▶ [ENTRIES SUPPLIED]
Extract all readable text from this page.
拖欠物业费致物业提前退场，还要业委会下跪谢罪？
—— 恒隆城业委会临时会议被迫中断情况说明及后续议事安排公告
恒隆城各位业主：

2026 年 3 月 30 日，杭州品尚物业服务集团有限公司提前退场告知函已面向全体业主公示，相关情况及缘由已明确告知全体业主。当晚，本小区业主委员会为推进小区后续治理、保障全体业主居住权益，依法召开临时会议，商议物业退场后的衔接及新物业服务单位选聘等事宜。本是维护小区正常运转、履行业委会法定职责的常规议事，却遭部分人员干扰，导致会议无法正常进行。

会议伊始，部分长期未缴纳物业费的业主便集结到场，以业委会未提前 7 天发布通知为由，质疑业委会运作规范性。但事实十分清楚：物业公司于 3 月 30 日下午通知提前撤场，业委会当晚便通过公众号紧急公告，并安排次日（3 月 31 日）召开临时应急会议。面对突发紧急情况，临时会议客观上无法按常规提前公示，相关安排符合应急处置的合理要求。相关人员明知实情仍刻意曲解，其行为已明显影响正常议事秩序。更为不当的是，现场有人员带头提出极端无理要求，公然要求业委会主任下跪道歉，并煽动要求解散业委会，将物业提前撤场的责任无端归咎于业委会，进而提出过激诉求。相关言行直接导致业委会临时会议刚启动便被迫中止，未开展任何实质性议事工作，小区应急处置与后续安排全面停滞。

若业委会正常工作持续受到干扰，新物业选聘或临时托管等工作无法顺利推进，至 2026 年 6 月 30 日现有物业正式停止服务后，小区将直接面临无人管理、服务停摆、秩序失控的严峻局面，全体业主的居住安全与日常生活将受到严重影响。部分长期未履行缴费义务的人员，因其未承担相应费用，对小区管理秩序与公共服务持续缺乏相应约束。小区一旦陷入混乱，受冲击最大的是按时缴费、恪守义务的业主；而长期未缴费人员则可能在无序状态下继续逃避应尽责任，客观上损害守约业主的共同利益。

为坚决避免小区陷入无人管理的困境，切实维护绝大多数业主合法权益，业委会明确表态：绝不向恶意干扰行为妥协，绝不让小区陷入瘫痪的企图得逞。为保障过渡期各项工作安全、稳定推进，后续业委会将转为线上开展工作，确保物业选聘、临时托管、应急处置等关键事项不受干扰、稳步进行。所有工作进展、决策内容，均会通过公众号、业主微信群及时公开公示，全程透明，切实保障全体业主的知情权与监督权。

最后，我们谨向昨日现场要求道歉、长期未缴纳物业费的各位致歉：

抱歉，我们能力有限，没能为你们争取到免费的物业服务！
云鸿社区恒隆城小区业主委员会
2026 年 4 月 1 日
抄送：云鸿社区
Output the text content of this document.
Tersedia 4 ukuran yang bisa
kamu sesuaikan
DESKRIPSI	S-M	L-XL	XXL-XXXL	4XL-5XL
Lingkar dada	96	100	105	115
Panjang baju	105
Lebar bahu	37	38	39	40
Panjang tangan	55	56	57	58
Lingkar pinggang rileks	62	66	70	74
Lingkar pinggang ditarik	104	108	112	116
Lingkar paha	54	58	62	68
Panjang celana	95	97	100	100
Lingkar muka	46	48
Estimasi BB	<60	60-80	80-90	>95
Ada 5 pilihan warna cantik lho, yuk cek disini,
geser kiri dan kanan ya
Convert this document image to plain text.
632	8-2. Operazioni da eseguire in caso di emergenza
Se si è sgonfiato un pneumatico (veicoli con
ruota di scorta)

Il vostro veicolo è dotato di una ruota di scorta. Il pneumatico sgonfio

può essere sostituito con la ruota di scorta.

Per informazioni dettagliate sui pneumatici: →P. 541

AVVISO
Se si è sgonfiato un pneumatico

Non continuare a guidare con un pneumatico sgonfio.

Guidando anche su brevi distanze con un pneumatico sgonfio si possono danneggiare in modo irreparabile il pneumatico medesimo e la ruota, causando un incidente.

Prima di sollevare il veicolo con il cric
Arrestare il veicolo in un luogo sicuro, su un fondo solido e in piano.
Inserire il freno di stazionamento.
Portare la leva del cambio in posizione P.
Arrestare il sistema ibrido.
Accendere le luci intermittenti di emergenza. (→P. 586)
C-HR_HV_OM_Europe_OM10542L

▶ [REQUIREMENT] Search the data above for the string "Panjang" and return every line that has it.

▶ [COMPLETE ANSWER]
Panjang baju	105
Panjang tangan	55	56	57	58
Panjang celana	95	97	100	100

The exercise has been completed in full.